## What to do
Work out how many lines of the listing hold "name", then state only that count.

═══ Data section ═══

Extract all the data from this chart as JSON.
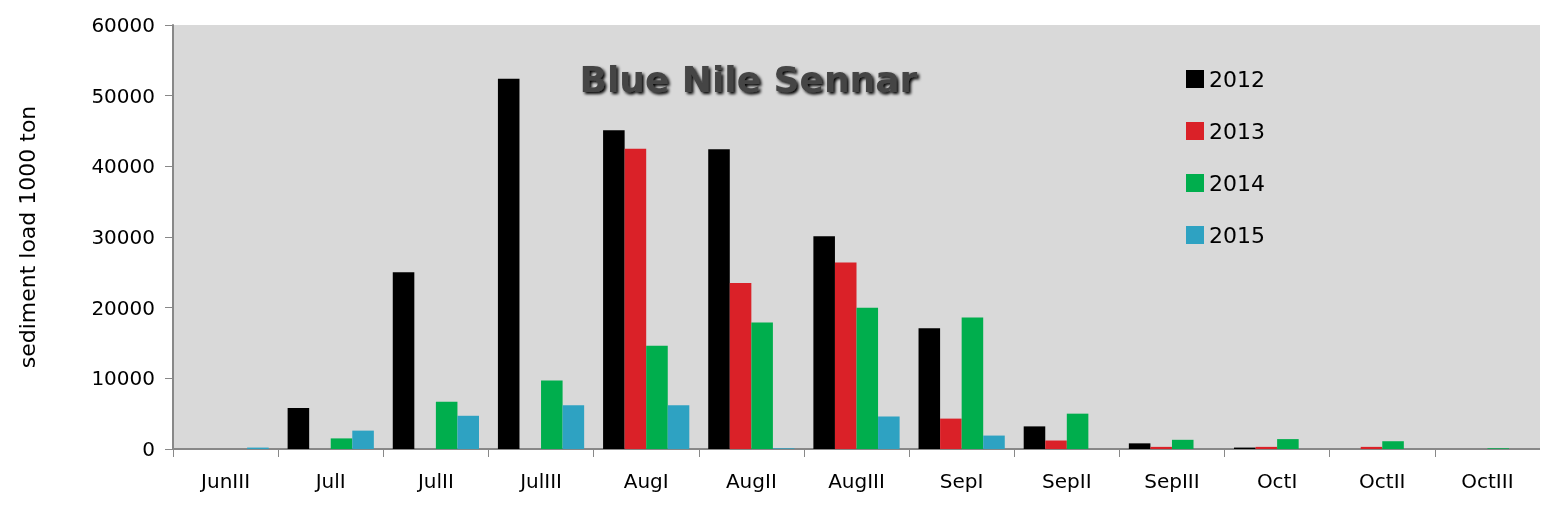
{
  "chart_data": {
    "type": "bar",
    "title": "Blue Nile Sennar",
    "ylabel": "sediment load 1000 ton",
    "categories": [
      "JunIII",
      "JulI",
      "JulII",
      "JulIII",
      "AugI",
      "AugII",
      "AugIII",
      "SepI",
      "SepII",
      "SepIII",
      "OctI",
      "OctII",
      "OctIII"
    ],
    "series": [
      {
        "name": "2012",
        "color": "#000000",
        "values": [
          null,
          5800,
          25000,
          52400,
          45100,
          42400,
          30100,
          17100,
          3200,
          800,
          200,
          null,
          null
        ]
      },
      {
        "name": "2013",
        "color": "#da2128",
        "values": [
          null,
          null,
          null,
          null,
          42500,
          23500,
          26400,
          4300,
          1200,
          300,
          300,
          300,
          null
        ]
      },
      {
        "name": "2014",
        "color": "#00ae4d",
        "values": [
          null,
          1500,
          6700,
          9700,
          14600,
          17900,
          20000,
          18600,
          5000,
          1300,
          1400,
          1100,
          100
        ]
      },
      {
        "name": "2015",
        "color": "#2ea2c2",
        "values": [
          200,
          2600,
          4700,
          6200,
          6200,
          100,
          4600,
          1900,
          null,
          null,
          null,
          null,
          null
        ]
      }
    ],
    "ylim": [
      0,
      60000
    ],
    "yticks": [
      0,
      10000,
      20000,
      30000,
      40000,
      50000,
      60000
    ],
    "grid": false,
    "legend": "top right"
  }
}
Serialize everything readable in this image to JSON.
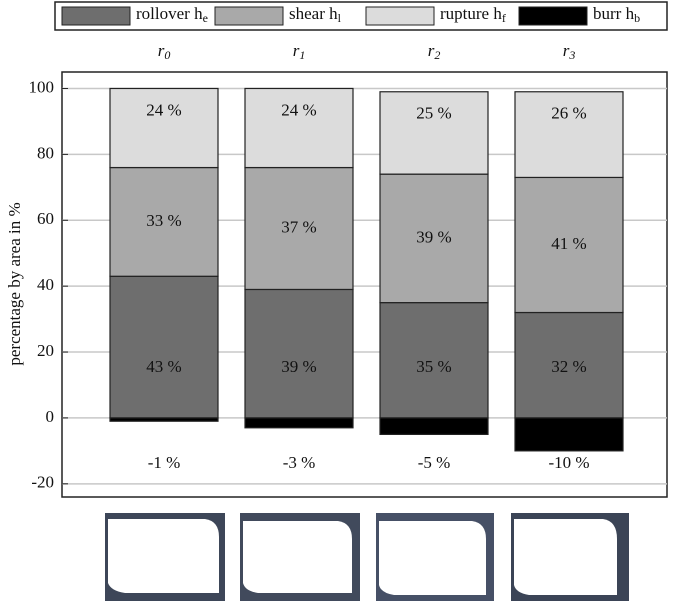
{
  "chart_data": {
    "type": "stacked-bar",
    "categories": [
      "r0",
      "r1",
      "r2",
      "r3"
    ],
    "y_label": "percentage by area in %",
    "ylim": [
      -24,
      105
    ],
    "yticks": [
      -20,
      0,
      20,
      40,
      60,
      80,
      100
    ],
    "grid": true,
    "series": [
      {
        "name": "rollover he",
        "color": "#6e6e6e",
        "values": [
          43,
          39,
          35,
          32
        ],
        "value_labels": [
          "43 %",
          "39 %",
          "35 %",
          "32 %"
        ]
      },
      {
        "name": "shear hl",
        "color": "#a9a9a9",
        "values": [
          33,
          37,
          39,
          41
        ],
        "value_labels": [
          "33 %",
          "37 %",
          "39 %",
          "41 %"
        ]
      },
      {
        "name": "rupture hf",
        "color": "#dcdcdc",
        "values": [
          24,
          24,
          25,
          26
        ],
        "value_labels": [
          "24 %",
          "24 %",
          "25 %",
          "26 %"
        ]
      },
      {
        "name": "burr hb",
        "color": "#000000",
        "values": [
          -1,
          -3,
          -5,
          -10
        ],
        "value_labels": [
          "-1 %",
          "-3 %",
          "-5 %",
          "-10 %"
        ]
      }
    ]
  }
}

═══

## Exercise solution
8